WORK INSTRUCTIONS: Reproduce all of the data exactly.

EXTRACTED ENTRIES:
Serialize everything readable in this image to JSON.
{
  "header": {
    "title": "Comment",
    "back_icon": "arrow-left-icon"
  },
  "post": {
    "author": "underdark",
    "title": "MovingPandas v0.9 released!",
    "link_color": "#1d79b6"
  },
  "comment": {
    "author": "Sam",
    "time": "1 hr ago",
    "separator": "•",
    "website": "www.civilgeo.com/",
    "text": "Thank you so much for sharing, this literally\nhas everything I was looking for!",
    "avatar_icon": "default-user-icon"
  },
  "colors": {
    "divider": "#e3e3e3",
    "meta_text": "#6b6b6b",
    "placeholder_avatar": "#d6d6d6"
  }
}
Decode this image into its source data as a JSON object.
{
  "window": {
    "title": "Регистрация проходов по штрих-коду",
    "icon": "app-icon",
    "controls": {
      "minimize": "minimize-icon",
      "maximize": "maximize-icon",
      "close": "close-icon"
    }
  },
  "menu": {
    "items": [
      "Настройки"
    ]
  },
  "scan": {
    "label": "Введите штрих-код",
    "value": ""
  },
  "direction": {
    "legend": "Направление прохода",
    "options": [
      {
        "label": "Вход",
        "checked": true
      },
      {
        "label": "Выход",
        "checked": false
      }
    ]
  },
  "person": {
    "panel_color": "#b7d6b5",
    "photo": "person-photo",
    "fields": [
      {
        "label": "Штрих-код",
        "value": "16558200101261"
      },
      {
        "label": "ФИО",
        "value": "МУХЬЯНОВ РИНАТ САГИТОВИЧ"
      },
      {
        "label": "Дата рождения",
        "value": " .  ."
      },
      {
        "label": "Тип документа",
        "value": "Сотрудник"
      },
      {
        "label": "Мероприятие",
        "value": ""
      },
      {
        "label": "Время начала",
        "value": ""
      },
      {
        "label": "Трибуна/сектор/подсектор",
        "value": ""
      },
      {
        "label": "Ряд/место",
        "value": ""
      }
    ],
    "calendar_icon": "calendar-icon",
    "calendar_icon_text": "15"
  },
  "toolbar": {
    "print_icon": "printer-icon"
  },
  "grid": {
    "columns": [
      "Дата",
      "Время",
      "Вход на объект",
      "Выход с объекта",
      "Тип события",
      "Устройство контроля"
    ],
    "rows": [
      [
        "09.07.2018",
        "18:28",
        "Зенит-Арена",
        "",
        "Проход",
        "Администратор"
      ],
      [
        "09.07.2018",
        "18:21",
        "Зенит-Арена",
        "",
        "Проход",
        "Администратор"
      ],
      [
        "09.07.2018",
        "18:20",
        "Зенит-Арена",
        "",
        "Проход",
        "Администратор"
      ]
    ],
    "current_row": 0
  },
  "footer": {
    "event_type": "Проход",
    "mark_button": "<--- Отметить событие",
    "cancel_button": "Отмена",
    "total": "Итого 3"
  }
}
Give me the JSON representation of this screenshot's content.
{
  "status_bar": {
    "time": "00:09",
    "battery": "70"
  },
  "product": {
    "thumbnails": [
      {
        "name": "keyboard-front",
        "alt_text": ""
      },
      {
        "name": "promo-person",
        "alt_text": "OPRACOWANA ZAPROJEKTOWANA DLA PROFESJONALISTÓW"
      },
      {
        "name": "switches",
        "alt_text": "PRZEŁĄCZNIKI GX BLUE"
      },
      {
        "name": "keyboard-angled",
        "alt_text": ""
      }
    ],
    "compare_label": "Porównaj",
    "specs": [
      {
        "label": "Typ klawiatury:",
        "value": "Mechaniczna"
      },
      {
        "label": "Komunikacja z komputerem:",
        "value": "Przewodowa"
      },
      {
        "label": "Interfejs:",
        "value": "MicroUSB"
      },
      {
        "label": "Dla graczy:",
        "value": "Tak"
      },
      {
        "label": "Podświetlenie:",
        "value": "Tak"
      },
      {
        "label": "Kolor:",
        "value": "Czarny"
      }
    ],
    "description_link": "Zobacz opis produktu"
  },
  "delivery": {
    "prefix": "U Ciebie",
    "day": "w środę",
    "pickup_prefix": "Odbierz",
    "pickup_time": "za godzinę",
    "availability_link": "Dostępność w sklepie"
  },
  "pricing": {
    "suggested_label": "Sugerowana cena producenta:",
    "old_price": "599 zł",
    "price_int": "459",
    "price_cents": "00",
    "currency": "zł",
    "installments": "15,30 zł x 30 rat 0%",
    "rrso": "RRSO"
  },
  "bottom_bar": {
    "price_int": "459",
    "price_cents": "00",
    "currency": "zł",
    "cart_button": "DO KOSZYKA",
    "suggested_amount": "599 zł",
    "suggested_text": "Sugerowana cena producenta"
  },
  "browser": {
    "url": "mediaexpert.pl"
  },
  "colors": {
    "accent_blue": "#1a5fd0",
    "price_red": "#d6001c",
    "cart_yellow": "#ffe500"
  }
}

SOLUTION TO THIS EXERCISE:
Serialize everything readable in this image to JSON.
{
  "header": {
    "title": "Comment",
    "back_icon": "arrow-left-icon"
  },
  "post": {
    "author": "underdark",
    "title": "MovingPandas v0.9 released!",
    "link_color": "#1d79b6"
  },
  "comment": {
    "author": "Sam",
    "time": "1 hr ago",
    "separator": "•",
    "website": "www.civilgeo.com/",
    "text": "Thank you so much for sharing, this literally\nhas everything I was looking for!",
    "avatar_icon": "default-user-icon"
  },
  "colors": {
    "divider": "#e3e3e3",
    "meta_text": "#6b6b6b",
    "placeholder_avatar": "#d6d6d6"
  }
}
Decode this image into its source data as a JSON object.
{
  "window": {
    "title": "Регистрация проходов по штрих-коду",
    "icon": "app-icon",
    "controls": {
      "minimize": "minimize-icon",
      "maximize": "maximize-icon",
      "close": "close-icon"
    }
  },
  "menu": {
    "items": [
      "Настройки"
    ]
  },
  "scan": {
    "label": "Введите штрих-код",
    "value": ""
  },
  "direction": {
    "legend": "Направление прохода",
    "options": [
      {
        "label": "Вход",
        "checked": true
      },
      {
        "label": "Выход",
        "checked": false
      }
    ]
  },
  "person": {
    "panel_color": "#b7d6b5",
    "photo": "person-photo",
    "fields": [
      {
        "label": "Штрих-код",
        "value": "16558200101261"
      },
      {
        "label": "ФИО",
        "value": "МУХЬЯНОВ РИНАТ САГИТОВИЧ"
      },
      {
        "label": "Дата рождения",
        "value": " .  ."
      },
      {
        "label": "Тип документа",
        "value": "Сотрудник"
      },
      {
        "label": "Мероприятие",
        "value": ""
      },
      {
        "label": "Время начала",
        "value": ""
      },
      {
        "label": "Трибуна/сектор/подсектор",
        "value": ""
      },
      {
        "label": "Ряд/место",
        "value": ""
      }
    ],
    "calendar_icon": "calendar-icon",
    "calendar_icon_text": "15"
  },
  "toolbar": {
    "print_icon": "printer-icon"
  },
  "grid": {
    "columns": [
      "Дата",
      "Время",
      "Вход на объект",
      "Выход с объекта",
      "Тип события",
      "Устройство контроля"
    ],
    "rows": [
      [
        "09.07.2018",
        "18:28",
        "Зенит-Арена",
        "",
        "Проход",
        "Администратор"
      ],
      [
        "09.07.2018",
        "18:21",
        "Зенит-Арена",
        "",
        "Проход",
        "Администратор"
      ],
      [
        "09.07.2018",
        "18:20",
        "Зенит-Арена",
        "",
        "Проход",
        "Администратор"
      ]
    ],
    "current_row": 0
  },
  "footer": {
    "event_type": "Проход",
    "mark_button": "<--- Отметить событие",
    "cancel_button": "Отмена",
    "total": "Итого 3"
  }
}
Give me the JSON representation of this screenshot's content.
{
  "status_bar": {
    "time": "00:09",
    "battery": "70"
  },
  "product": {
    "thumbnails": [
      {
        "name": "keyboard-front",
        "alt_text": ""
      },
      {
        "name": "promo-person",
        "alt_text": "OPRACOWANA ZAPROJEKTOWANA DLA PROFESJONALISTÓW"
      },
      {
        "name": "switches",
        "alt_text": "PRZEŁĄCZNIKI GX BLUE"
      },
      {
        "name": "keyboard-angled",
        "alt_text": ""
      }
    ],
    "compare_label": "Porównaj",
    "specs": [
      {
        "label": "Typ klawiatury:",
        "value": "Mechaniczna"
      },
      {
        "label": "Komunikacja z komputerem:",
        "value": "Przewodowa"
      },
      {
        "label": "Interfejs:",
        "value": "MicroUSB"
      },
      {
        "label": "Dla graczy:",
        "value": "Tak"
      },
      {
        "label": "Podświetlenie:",
        "value": "Tak"
      },
      {
        "label": "Kolor:",
        "value": "Czarny"
      }
    ],
    "description_link": "Zobacz opis produktu"
  },
  "delivery": {
    "prefix": "U Ciebie",
    "day": "w środę",
    "pickup_prefix": "Odbierz",
    "pickup_time": "za godzinę",
    "availability_link": "Dostępność w sklepie"
  },
  "pricing": {
    "suggested_label": "Sugerowana cena producenta:",
    "old_price": "599 zł",
    "price_int": "459",
    "price_cents": "00",
    "currency": "zł",
    "installments": "15,30 zł x 30 rat 0%",
    "rrso": "RRSO"
  },
  "bottom_bar": {
    "price_int": "459",
    "price_cents": "00",
    "currency": "zł",
    "cart_button": "DO KOSZYKA",
    "suggested_amount": "599 zł",
    "suggested_text": "Sugerowana cena producenta"
  },
  "browser": {
    "url": "mediaexpert.pl"
  },
  "colors": {
    "accent_blue": "#1a5fd0",
    "price_red": "#d6001c",
    "cart_yellow": "#ffe500"
  }
}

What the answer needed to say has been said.